What is needed = Return each entry exactly, omitting nothing.

[START OF Dataset rows]

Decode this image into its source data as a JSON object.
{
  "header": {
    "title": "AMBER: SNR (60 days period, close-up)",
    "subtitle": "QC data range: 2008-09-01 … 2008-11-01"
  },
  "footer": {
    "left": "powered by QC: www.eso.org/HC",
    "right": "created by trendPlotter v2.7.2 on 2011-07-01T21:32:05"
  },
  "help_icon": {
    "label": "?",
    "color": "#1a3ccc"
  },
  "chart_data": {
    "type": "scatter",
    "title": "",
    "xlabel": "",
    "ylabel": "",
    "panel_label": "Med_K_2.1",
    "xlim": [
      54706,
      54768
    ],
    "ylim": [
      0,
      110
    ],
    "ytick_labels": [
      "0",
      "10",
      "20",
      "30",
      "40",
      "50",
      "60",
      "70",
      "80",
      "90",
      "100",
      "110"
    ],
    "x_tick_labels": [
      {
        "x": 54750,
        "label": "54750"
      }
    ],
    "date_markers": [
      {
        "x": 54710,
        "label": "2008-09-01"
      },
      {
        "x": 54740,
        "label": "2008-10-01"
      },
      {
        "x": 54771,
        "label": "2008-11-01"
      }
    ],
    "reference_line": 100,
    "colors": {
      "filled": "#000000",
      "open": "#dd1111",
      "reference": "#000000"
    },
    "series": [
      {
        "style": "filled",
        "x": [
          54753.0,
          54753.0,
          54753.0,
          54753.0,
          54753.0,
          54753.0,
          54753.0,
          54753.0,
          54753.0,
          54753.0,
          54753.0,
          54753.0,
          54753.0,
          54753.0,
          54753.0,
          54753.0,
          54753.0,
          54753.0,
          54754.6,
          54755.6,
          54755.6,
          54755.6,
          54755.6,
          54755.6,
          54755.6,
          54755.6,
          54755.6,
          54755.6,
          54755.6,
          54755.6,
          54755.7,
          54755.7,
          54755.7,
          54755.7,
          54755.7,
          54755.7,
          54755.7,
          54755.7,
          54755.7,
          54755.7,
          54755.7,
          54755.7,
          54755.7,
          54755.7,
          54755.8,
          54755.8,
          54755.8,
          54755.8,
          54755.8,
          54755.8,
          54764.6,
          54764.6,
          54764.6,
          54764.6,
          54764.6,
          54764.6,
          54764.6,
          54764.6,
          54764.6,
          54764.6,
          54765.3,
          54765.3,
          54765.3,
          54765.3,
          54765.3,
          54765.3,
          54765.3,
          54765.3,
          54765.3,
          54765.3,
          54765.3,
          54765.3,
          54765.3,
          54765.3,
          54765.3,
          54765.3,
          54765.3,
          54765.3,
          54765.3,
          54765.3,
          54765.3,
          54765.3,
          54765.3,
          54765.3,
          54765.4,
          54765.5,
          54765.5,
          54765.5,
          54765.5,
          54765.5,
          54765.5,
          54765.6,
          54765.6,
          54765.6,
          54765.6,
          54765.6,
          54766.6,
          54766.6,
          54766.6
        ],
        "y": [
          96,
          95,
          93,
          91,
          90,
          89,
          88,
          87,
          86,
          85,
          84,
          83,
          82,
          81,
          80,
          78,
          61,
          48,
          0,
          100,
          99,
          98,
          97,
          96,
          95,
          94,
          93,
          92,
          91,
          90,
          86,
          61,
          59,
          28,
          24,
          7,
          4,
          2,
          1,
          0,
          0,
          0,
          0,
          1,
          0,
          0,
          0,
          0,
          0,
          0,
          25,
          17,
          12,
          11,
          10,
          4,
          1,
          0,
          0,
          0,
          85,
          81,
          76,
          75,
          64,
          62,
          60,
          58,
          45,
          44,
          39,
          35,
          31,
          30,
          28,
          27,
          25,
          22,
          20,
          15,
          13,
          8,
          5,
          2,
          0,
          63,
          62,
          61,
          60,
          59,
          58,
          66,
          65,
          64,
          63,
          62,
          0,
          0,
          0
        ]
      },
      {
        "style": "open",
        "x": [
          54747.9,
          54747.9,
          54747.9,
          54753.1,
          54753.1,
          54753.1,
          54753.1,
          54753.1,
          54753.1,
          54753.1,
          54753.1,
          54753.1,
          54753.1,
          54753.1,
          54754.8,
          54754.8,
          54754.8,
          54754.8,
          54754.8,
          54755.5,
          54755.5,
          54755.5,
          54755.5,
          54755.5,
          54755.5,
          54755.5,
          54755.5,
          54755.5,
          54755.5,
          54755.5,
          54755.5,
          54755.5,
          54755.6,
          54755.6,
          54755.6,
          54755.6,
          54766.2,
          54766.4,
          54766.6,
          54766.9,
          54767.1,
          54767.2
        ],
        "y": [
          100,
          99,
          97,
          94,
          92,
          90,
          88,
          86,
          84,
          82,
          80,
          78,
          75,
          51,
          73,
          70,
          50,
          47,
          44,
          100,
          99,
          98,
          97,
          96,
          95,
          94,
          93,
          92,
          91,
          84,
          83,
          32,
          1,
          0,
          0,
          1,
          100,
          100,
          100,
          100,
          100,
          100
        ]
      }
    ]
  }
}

[END OF Dataset rows]

Final result =
Decode this image into its source data as a JSON object.
{
  "header": {
    "title": "AMBER: SNR (60 days period, close-up)",
    "subtitle": "QC data range: 2008-09-01 … 2008-11-01"
  },
  "footer": {
    "left": "powered by QC: www.eso.org/HC",
    "right": "created by trendPlotter v2.7.2 on 2011-07-01T21:32:05"
  },
  "help_icon": {
    "label": "?",
    "color": "#1a3ccc"
  },
  "chart_data": {
    "type": "scatter",
    "title": "",
    "xlabel": "",
    "ylabel": "",
    "panel_label": "Med_K_2.1",
    "xlim": [
      54706,
      54768
    ],
    "ylim": [
      0,
      110
    ],
    "ytick_labels": [
      "0",
      "10",
      "20",
      "30",
      "40",
      "50",
      "60",
      "70",
      "80",
      "90",
      "100",
      "110"
    ],
    "x_tick_labels": [
      {
        "x": 54750,
        "label": "54750"
      }
    ],
    "date_markers": [
      {
        "x": 54710,
        "label": "2008-09-01"
      },
      {
        "x": 54740,
        "label": "2008-10-01"
      },
      {
        "x": 54771,
        "label": "2008-11-01"
      }
    ],
    "reference_line": 100,
    "colors": {
      "filled": "#000000",
      "open": "#dd1111",
      "reference": "#000000"
    },
    "series": [
      {
        "style": "filled",
        "x": [
          54753.0,
          54753.0,
          54753.0,
          54753.0,
          54753.0,
          54753.0,
          54753.0,
          54753.0,
          54753.0,
          54753.0,
          54753.0,
          54753.0,
          54753.0,
          54753.0,
          54753.0,
          54753.0,
          54753.0,
          54753.0,
          54754.6,
          54755.6,
          54755.6,
          54755.6,
          54755.6,
          54755.6,
          54755.6,
          54755.6,
          54755.6,
          54755.6,
          54755.6,
          54755.6,
          54755.7,
          54755.7,
          54755.7,
          54755.7,
          54755.7,
          54755.7,
          54755.7,
          54755.7,
          54755.7,
          54755.7,
          54755.7,
          54755.7,
          54755.7,
          54755.7,
          54755.8,
          54755.8,
          54755.8,
          54755.8,
          54755.8,
          54755.8,
          54764.6,
          54764.6,
          54764.6,
          54764.6,
          54764.6,
          54764.6,
          54764.6,
          54764.6,
          54764.6,
          54764.6,
          54765.3,
          54765.3,
          54765.3,
          54765.3,
          54765.3,
          54765.3,
          54765.3,
          54765.3,
          54765.3,
          54765.3,
          54765.3,
          54765.3,
          54765.3,
          54765.3,
          54765.3,
          54765.3,
          54765.3,
          54765.3,
          54765.3,
          54765.3,
          54765.3,
          54765.3,
          54765.3,
          54765.3,
          54765.4,
          54765.5,
          54765.5,
          54765.5,
          54765.5,
          54765.5,
          54765.5,
          54765.6,
          54765.6,
          54765.6,
          54765.6,
          54765.6,
          54766.6,
          54766.6,
          54766.6
        ],
        "y": [
          96,
          95,
          93,
          91,
          90,
          89,
          88,
          87,
          86,
          85,
          84,
          83,
          82,
          81,
          80,
          78,
          61,
          48,
          0,
          100,
          99,
          98,
          97,
          96,
          95,
          94,
          93,
          92,
          91,
          90,
          86,
          61,
          59,
          28,
          24,
          7,
          4,
          2,
          1,
          0,
          0,
          0,
          0,
          1,
          0,
          0,
          0,
          0,
          0,
          0,
          25,
          17,
          12,
          11,
          10,
          4,
          1,
          0,
          0,
          0,
          85,
          81,
          76,
          75,
          64,
          62,
          60,
          58,
          45,
          44,
          39,
          35,
          31,
          30,
          28,
          27,
          25,
          22,
          20,
          15,
          13,
          8,
          5,
          2,
          0,
          63,
          62,
          61,
          60,
          59,
          58,
          66,
          65,
          64,
          63,
          62,
          0,
          0,
          0
        ]
      },
      {
        "style": "open",
        "x": [
          54747.9,
          54747.9,
          54747.9,
          54753.1,
          54753.1,
          54753.1,
          54753.1,
          54753.1,
          54753.1,
          54753.1,
          54753.1,
          54753.1,
          54753.1,
          54753.1,
          54754.8,
          54754.8,
          54754.8,
          54754.8,
          54754.8,
          54755.5,
          54755.5,
          54755.5,
          54755.5,
          54755.5,
          54755.5,
          54755.5,
          54755.5,
          54755.5,
          54755.5,
          54755.5,
          54755.5,
          54755.5,
          54755.6,
          54755.6,
          54755.6,
          54755.6,
          54766.2,
          54766.4,
          54766.6,
          54766.9,
          54767.1,
          54767.2
        ],
        "y": [
          100,
          99,
          97,
          94,
          92,
          90,
          88,
          86,
          84,
          82,
          80,
          78,
          75,
          51,
          73,
          70,
          50,
          47,
          44,
          100,
          99,
          98,
          97,
          96,
          95,
          94,
          93,
          92,
          91,
          84,
          83,
          32,
          1,
          0,
          0,
          1,
          100,
          100,
          100,
          100,
          100,
          100
        ]
      }
    ]
  }
}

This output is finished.